◆ Условия заданий
(1) Перечислите все японские термины (не имена людей), которые приведены в тексте о древнеяпонском праве и религии.
(2) Скопируйте из текста о древнеяпонском праве и религии отрывок от слов «Рассматривая историю вопроса» до слов «норм [692] .».
(3) Сколько преступлений входило в группу преступлений против неба, если верить тексту о древнеяпонском праве и религии?

◆ Предоставленный текст

..........

Рассматривая историю вопроса соотношения религии и правовых норм (III–IV вв.), В. Н. Еремин отмечает, что на первоначальном этапе становления государственности в Японии была характерна слитность правовых, моральных и религиозных воззрений. Вначале религия практически являлась основой функциональной регуляции. Идеологическая роль религии в осуществлении власти была исключительно велика. Религиозным авторитетом был создан базис для политической власти, который использовался императором в объединении независимых групп кровных родственников. Зачатки права и правосудия возникали и развивались неотделимо от религиозных норм [692] .
По словам Нисихара Харуо, в древнейшей Японии уголовное право «было весьма простым и носило характер религиозных проклятий» [693] .
В области, близкой к современному уголовному и уголовно-процессуальному праву, сформировалось протоправо, регулировавшее вопросы преступления; назначения наказаний и их исполнения; цуцуми какусу – сокрытие преступления (т. е. преступление есть деяние, вызывающее гнев богов и поэтому требующее своего сокрытия); хараэ, или хараи, – очищение (если преступление вызвало гнев богов, они могут быть умиротворены только через очищение, состоящее в жертвоприношении хараэ-цумоно, сопровождаемом молитвой богам); мисоги – другая форма очищения (погружение в реку для смывания грязи течением). При этом вина конкретного лица не индивидуализировалась, существовала солидарная ответственность перед богами. Наряду с возложением санкции на совершившего преступление индивида, сообщество, к которому он принадлежал (включая главу рода), должно было для снятия загрязнения (преступления) совершить в качестве искупления общий обряд. В тогдашнем уголовном праве привлекает внимание разделение преступлений на две группы – преступления против неба (амацуцуми) и преступления против племенного союза (куницуцуми), а также институт искупления этих преступлений (хараи). В первую группу входили восемь преступлений, представляющих собой главным образом посягательства на нормальное занятие земледелием, в особенности – на организацию орошения, а во вторую – четырнадцать преступлений, среди которых важное место занимали нарушения запретов в области сексуальной жизни.

..........

◆ Данные для проверки
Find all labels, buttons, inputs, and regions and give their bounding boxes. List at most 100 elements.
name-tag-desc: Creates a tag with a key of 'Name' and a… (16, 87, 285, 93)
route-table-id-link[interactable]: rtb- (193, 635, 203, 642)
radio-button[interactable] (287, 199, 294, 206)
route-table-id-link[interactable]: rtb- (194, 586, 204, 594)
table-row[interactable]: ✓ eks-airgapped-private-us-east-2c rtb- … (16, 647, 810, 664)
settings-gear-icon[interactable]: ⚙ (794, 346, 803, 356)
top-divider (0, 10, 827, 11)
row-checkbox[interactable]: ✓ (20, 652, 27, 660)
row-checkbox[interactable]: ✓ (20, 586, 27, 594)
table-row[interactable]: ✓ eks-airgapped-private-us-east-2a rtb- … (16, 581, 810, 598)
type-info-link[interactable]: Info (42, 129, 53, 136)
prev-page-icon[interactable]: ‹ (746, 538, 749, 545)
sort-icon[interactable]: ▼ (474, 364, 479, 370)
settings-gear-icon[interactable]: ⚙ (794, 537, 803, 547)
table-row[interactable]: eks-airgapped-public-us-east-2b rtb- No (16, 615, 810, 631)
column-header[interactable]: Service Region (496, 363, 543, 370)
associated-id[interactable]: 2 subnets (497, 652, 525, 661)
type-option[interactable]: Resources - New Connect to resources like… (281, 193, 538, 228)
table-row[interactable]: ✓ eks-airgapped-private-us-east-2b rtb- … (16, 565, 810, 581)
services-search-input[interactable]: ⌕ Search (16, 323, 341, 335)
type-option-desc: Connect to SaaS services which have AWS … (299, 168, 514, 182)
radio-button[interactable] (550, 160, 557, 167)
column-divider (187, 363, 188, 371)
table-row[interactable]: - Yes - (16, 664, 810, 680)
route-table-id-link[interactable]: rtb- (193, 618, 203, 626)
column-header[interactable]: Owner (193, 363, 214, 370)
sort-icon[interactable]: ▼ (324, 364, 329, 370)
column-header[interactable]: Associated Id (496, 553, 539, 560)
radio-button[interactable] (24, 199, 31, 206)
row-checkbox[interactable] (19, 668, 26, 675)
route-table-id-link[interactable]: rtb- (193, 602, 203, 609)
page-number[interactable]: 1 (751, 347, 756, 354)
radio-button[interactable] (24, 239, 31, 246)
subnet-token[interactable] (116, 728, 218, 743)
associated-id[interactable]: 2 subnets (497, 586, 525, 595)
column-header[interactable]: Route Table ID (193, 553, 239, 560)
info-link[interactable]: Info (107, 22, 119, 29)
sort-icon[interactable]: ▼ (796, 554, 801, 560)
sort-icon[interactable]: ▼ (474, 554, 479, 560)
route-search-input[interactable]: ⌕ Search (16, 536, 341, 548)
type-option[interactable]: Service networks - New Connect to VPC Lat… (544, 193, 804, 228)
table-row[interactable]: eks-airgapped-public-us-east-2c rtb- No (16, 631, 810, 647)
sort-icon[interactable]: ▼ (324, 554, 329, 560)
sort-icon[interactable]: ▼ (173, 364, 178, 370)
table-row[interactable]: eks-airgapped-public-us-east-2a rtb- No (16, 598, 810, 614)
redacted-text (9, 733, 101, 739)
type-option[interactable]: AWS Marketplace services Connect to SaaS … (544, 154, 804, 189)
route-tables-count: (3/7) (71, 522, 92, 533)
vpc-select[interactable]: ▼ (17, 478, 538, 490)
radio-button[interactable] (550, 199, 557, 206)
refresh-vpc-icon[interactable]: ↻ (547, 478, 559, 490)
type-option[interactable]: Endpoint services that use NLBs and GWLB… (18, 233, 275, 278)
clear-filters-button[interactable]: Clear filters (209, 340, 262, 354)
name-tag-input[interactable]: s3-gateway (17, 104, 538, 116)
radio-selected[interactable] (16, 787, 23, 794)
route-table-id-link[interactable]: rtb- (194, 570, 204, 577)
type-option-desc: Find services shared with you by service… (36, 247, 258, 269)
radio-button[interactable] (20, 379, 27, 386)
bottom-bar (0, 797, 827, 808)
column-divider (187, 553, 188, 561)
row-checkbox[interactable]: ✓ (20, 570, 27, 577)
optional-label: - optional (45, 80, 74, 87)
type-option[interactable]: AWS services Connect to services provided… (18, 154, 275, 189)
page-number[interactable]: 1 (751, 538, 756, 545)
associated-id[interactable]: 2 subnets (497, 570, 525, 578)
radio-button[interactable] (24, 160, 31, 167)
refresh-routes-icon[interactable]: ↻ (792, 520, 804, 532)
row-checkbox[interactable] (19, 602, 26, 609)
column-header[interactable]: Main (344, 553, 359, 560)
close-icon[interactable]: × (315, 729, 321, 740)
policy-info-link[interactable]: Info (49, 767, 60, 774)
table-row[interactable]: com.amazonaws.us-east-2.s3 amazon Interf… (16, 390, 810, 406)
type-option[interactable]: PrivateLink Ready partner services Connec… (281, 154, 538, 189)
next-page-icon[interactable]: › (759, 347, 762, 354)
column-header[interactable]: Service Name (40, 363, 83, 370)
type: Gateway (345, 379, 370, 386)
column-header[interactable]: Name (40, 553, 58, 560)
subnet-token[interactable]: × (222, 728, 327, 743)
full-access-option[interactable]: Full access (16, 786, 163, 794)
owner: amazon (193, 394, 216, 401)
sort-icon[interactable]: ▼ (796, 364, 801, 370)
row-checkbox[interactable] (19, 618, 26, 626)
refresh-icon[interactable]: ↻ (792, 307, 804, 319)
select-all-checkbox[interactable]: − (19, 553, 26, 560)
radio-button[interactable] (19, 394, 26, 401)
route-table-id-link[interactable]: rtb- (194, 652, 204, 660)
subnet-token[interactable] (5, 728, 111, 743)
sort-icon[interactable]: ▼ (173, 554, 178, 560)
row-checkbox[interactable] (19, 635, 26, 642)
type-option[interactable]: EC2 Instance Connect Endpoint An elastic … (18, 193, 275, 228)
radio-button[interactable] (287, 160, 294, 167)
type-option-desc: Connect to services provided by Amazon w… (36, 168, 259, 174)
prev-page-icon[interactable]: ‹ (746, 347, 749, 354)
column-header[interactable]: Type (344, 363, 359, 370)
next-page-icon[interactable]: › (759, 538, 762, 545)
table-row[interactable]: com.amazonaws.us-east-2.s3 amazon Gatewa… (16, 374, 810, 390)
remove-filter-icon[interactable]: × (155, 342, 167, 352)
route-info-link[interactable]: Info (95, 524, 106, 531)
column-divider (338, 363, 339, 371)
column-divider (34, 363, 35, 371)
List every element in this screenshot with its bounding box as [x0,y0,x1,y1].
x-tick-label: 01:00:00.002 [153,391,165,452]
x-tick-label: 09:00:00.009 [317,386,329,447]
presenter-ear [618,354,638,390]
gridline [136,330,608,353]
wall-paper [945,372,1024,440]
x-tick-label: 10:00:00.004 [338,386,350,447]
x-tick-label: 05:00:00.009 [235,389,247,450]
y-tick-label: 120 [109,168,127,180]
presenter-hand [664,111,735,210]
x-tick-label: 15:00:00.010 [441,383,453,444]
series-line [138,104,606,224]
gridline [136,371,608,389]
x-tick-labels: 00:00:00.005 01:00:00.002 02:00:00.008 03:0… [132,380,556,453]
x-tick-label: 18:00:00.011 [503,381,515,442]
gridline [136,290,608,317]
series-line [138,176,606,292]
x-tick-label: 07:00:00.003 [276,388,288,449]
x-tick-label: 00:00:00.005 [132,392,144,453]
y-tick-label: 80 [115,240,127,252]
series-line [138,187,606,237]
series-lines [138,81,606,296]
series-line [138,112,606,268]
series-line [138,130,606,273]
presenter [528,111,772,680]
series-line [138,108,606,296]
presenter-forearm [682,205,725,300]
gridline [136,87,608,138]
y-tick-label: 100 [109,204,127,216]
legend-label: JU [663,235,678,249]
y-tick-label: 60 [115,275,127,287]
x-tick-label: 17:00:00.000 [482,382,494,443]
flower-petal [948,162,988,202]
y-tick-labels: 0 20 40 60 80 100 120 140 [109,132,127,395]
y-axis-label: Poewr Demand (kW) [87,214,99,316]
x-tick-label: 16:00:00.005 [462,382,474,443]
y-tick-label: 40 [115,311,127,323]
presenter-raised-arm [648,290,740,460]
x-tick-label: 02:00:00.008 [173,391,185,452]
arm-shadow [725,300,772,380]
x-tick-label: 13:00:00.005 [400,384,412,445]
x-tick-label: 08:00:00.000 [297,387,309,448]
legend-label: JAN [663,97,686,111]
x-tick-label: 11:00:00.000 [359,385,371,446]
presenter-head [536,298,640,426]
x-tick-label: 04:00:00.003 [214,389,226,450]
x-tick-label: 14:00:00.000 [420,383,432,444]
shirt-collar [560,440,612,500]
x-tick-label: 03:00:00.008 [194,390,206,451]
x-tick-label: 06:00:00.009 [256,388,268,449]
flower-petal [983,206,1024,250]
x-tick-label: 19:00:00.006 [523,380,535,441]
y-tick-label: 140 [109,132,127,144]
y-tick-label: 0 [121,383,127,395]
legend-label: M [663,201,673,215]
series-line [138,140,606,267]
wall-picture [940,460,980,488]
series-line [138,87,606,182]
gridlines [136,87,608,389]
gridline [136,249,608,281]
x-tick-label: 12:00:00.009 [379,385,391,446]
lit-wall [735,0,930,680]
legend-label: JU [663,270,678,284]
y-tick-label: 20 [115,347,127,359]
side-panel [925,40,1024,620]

..........

◆ Ответы к заданиям
(1) цуцуми какусу, хараэ (хараи), хараэ-цумоно, мисоги, амацуцуми, куницуцуми

(2)
Рассматривая историю вопроса соотношения религии и правовых норм (III–IV вв.), В. Н. Еремин отмечает, что на первоначальном этапе становления государственности в Японии была характерна слитность правовых, моральных и религиозных воззрений. Вначале религия практически являлась основой функциональной регуляции. Идеологическая роль религии в осуществлении власти была исключительно велика. Религиозным авторитетом был создан базис для политической власти, который использовался императором в объединении независимых групп кровных родственников. Зачатки права и правосудия возникали и развивались неотделимо от религиозных норм [692] .

(3) Восемь.